■ **Material for this exercise**
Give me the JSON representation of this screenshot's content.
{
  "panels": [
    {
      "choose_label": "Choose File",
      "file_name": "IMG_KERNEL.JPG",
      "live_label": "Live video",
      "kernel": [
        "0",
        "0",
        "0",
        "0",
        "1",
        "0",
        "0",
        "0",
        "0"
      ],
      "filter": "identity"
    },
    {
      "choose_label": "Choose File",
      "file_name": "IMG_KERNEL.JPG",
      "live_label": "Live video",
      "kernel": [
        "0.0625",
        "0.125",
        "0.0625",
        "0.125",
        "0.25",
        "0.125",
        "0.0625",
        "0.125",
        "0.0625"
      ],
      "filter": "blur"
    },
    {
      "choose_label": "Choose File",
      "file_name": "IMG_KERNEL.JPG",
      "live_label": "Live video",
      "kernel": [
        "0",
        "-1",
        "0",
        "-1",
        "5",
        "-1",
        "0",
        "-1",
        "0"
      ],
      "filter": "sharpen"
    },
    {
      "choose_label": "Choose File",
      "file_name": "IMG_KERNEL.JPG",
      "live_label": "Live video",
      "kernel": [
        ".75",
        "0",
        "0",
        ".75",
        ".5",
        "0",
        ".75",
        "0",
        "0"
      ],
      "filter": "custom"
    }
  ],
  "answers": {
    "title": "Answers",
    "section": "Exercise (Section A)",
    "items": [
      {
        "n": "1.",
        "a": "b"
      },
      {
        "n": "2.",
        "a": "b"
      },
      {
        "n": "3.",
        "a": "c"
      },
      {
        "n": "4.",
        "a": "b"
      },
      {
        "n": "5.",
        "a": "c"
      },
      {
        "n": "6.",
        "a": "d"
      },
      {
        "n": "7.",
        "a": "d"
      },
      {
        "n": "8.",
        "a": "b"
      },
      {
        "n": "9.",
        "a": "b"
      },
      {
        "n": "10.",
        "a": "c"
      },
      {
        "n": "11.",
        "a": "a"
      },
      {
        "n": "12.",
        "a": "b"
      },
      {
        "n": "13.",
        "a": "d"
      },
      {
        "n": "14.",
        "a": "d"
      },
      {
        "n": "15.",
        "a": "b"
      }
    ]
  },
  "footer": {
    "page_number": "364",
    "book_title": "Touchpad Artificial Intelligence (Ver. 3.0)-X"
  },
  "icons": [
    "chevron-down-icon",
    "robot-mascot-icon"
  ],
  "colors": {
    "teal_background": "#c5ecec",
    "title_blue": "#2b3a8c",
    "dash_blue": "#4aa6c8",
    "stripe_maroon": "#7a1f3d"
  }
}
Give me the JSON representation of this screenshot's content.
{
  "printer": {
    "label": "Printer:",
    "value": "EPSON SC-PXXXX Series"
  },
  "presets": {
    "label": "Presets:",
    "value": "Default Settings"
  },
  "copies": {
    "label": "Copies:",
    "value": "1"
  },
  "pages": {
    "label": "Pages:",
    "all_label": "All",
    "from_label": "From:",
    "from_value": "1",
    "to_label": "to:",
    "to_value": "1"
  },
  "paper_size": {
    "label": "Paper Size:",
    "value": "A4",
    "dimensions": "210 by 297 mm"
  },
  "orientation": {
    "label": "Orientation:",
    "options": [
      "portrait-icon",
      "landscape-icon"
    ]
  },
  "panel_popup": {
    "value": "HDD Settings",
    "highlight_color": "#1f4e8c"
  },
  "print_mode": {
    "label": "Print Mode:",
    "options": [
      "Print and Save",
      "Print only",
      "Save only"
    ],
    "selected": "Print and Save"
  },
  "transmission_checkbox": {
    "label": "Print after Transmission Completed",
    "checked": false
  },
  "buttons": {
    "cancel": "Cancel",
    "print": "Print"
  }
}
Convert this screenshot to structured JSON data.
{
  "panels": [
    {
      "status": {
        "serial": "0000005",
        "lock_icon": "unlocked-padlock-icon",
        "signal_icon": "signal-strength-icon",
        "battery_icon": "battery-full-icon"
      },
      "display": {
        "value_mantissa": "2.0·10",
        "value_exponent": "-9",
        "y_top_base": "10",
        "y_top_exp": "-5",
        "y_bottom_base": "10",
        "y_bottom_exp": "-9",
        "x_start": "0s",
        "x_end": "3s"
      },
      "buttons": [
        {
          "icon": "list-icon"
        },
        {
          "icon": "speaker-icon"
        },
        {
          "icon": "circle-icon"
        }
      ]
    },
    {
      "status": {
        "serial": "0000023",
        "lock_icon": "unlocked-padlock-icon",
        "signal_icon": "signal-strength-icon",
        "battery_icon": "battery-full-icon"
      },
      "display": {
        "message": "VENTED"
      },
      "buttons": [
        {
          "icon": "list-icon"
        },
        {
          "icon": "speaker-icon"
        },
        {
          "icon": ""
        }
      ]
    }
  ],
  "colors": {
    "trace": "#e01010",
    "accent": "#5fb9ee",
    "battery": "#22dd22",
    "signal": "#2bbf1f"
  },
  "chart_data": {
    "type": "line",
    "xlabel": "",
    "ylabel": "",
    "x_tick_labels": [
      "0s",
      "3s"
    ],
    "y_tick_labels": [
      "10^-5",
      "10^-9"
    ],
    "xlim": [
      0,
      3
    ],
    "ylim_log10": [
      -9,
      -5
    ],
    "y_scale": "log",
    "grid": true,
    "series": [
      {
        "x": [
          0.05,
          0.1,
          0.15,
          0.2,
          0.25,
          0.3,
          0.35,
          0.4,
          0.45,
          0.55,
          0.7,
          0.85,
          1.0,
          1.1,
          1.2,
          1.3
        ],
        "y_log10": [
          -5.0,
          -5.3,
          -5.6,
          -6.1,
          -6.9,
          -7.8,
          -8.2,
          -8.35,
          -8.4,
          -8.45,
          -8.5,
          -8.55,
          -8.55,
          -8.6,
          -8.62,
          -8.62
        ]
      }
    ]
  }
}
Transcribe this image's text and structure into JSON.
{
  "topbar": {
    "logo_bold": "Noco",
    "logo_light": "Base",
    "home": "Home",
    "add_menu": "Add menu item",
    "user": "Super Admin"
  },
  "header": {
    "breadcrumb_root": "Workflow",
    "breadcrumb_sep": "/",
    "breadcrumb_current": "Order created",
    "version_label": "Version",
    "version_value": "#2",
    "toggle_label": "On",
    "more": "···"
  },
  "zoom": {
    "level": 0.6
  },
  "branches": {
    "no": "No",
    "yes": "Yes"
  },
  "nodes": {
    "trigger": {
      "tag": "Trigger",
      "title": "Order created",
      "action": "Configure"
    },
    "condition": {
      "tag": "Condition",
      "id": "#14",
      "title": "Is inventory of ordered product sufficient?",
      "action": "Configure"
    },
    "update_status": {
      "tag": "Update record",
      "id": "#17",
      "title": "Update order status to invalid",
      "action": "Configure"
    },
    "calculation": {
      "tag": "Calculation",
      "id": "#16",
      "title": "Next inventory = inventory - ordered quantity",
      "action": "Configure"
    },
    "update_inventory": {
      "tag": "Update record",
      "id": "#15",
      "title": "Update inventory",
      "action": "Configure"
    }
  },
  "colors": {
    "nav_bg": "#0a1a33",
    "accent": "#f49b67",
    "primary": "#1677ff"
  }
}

■ **What you should do**
Return the listing above in full, character for character.

■ **Response to this task**
Give me the JSON representation of this screenshot's content.
{
  "panels": [
    {
      "choose_label": "Choose File",
      "file_name": "IMG_KERNEL.JPG",
      "live_label": "Live video",
      "kernel": [
        "0",
        "0",
        "0",
        "0",
        "1",
        "0",
        "0",
        "0",
        "0"
      ],
      "filter": "identity"
    },
    {
      "choose_label": "Choose File",
      "file_name": "IMG_KERNEL.JPG",
      "live_label": "Live video",
      "kernel": [
        "0.0625",
        "0.125",
        "0.0625",
        "0.125",
        "0.25",
        "0.125",
        "0.0625",
        "0.125",
        "0.0625"
      ],
      "filter": "blur"
    },
    {
      "choose_label": "Choose File",
      "file_name": "IMG_KERNEL.JPG",
      "live_label": "Live video",
      "kernel": [
        "0",
        "-1",
        "0",
        "-1",
        "5",
        "-1",
        "0",
        "-1",
        "0"
      ],
      "filter": "sharpen"
    },
    {
      "choose_label": "Choose File",
      "file_name": "IMG_KERNEL.JPG",
      "live_label": "Live video",
      "kernel": [
        ".75",
        "0",
        "0",
        ".75",
        ".5",
        "0",
        ".75",
        "0",
        "0"
      ],
      "filter": "custom"
    }
  ],
  "answers": {
    "title": "Answers",
    "section": "Exercise (Section A)",
    "items": [
      {
        "n": "1.",
        "a": "b"
      },
      {
        "n": "2.",
        "a": "b"
      },
      {
        "n": "3.",
        "a": "c"
      },
      {
        "n": "4.",
        "a": "b"
      },
      {
        "n": "5.",
        "a": "c"
      },
      {
        "n": "6.",
        "a": "d"
      },
      {
        "n": "7.",
        "a": "d"
      },
      {
        "n": "8.",
        "a": "b"
      },
      {
        "n": "9.",
        "a": "b"
      },
      {
        "n": "10.",
        "a": "c"
      },
      {
        "n": "11.",
        "a": "a"
      },
      {
        "n": "12.",
        "a": "b"
      },
      {
        "n": "13.",
        "a": "d"
      },
      {
        "n": "14.",
        "a": "d"
      },
      {
        "n": "15.",
        "a": "b"
      }
    ]
  },
  "footer": {
    "page_number": "364",
    "book_title": "Touchpad Artificial Intelligence (Ver. 3.0)-X"
  },
  "icons": [
    "chevron-down-icon",
    "robot-mascot-icon"
  ],
  "colors": {
    "teal_background": "#c5ecec",
    "title_blue": "#2b3a8c",
    "dash_blue": "#4aa6c8",
    "stripe_maroon": "#7a1f3d"
  }
}
Give me the JSON representation of this screenshot's content.
{
  "printer": {
    "label": "Printer:",
    "value": "EPSON SC-PXXXX Series"
  },
  "presets": {
    "label": "Presets:",
    "value": "Default Settings"
  },
  "copies": {
    "label": "Copies:",
    "value": "1"
  },
  "pages": {
    "label": "Pages:",
    "all_label": "All",
    "from_label": "From:",
    "from_value": "1",
    "to_label": "to:",
    "to_value": "1"
  },
  "paper_size": {
    "label": "Paper Size:",
    "value": "A4",
    "dimensions": "210 by 297 mm"
  },
  "orientation": {
    "label": "Orientation:",
    "options": [
      "portrait-icon",
      "landscape-icon"
    ]
  },
  "panel_popup": {
    "value": "HDD Settings",
    "highlight_color": "#1f4e8c"
  },
  "print_mode": {
    "label": "Print Mode:",
    "options": [
      "Print and Save",
      "Print only",
      "Save only"
    ],
    "selected": "Print and Save"
  },
  "transmission_checkbox": {
    "label": "Print after Transmission Completed",
    "checked": false
  },
  "buttons": {
    "cancel": "Cancel",
    "print": "Print"
  }
}
Convert this screenshot to structured JSON data.
{
  "panels": [
    {
      "status": {
        "serial": "0000005",
        "lock_icon": "unlocked-padlock-icon",
        "signal_icon": "signal-strength-icon",
        "battery_icon": "battery-full-icon"
      },
      "display": {
        "value_mantissa": "2.0·10",
        "value_exponent": "-9",
        "y_top_base": "10",
        "y_top_exp": "-5",
        "y_bottom_base": "10",
        "y_bottom_exp": "-9",
        "x_start": "0s",
        "x_end": "3s"
      },
      "buttons": [
        {
          "icon": "list-icon"
        },
        {
          "icon": "speaker-icon"
        },
        {
          "icon": "circle-icon"
        }
      ]
    },
    {
      "status": {
        "serial": "0000023",
        "lock_icon": "unlocked-padlock-icon",
        "signal_icon": "signal-strength-icon",
        "battery_icon": "battery-full-icon"
      },
      "display": {
        "message": "VENTED"
      },
      "buttons": [
        {
          "icon": "list-icon"
        },
        {
          "icon": "speaker-icon"
        },
        {
          "icon": ""
        }
      ]
    }
  ],
  "colors": {
    "trace": "#e01010",
    "accent": "#5fb9ee",
    "battery": "#22dd22",
    "signal": "#2bbf1f"
  },
  "chart_data": {
    "type": "line",
    "xlabel": "",
    "ylabel": "",
    "x_tick_labels": [
      "0s",
      "3s"
    ],
    "y_tick_labels": [
      "10^-5",
      "10^-9"
    ],
    "xlim": [
      0,
      3
    ],
    "ylim_log10": [
      -9,
      -5
    ],
    "y_scale": "log",
    "grid": true,
    "series": [
      {
        "x": [
          0.05,
          0.1,
          0.15,
          0.2,
          0.25,
          0.3,
          0.35,
          0.4,
          0.45,
          0.55,
          0.7,
          0.85,
          1.0,
          1.1,
          1.2,
          1.3
        ],
        "y_log10": [
          -5.0,
          -5.3,
          -5.6,
          -6.1,
          -6.9,
          -7.8,
          -8.2,
          -8.35,
          -8.4,
          -8.45,
          -8.5,
          -8.55,
          -8.55,
          -8.6,
          -8.62,
          -8.62
        ]
      }
    ]
  }
}
Transcribe this image's text and structure into JSON.
{
  "topbar": {
    "logo_bold": "Noco",
    "logo_light": "Base",
    "home": "Home",
    "add_menu": "Add menu item",
    "user": "Super Admin"
  },
  "header": {
    "breadcrumb_root": "Workflow",
    "breadcrumb_sep": "/",
    "breadcrumb_current": "Order created",
    "version_label": "Version",
    "version_value": "#2",
    "toggle_label": "On",
    "more": "···"
  },
  "zoom": {
    "level": 0.6
  },
  "branches": {
    "no": "No",
    "yes": "Yes"
  },
  "nodes": {
    "trigger": {
      "tag": "Trigger",
      "title": "Order created",
      "action": "Configure"
    },
    "condition": {
      "tag": "Condition",
      "id": "#14",
      "title": "Is inventory of ordered product sufficient?",
      "action": "Configure"
    },
    "update_status": {
      "tag": "Update record",
      "id": "#17",
      "title": "Update order status to invalid",
      "action": "Configure"
    },
    "calculation": {
      "tag": "Calculation",
      "id": "#16",
      "title": "Next inventory = inventory - ordered quantity",
      "action": "Configure"
    },
    "update_inventory": {
      "tag": "Update record",
      "id": "#15",
      "title": "Update inventory",
      "action": "Configure"
    }
  },
  "colors": {
    "nav_bg": "#0a1a33",
    "accent": "#f49b67",
    "primary": "#1677ff"
  }
}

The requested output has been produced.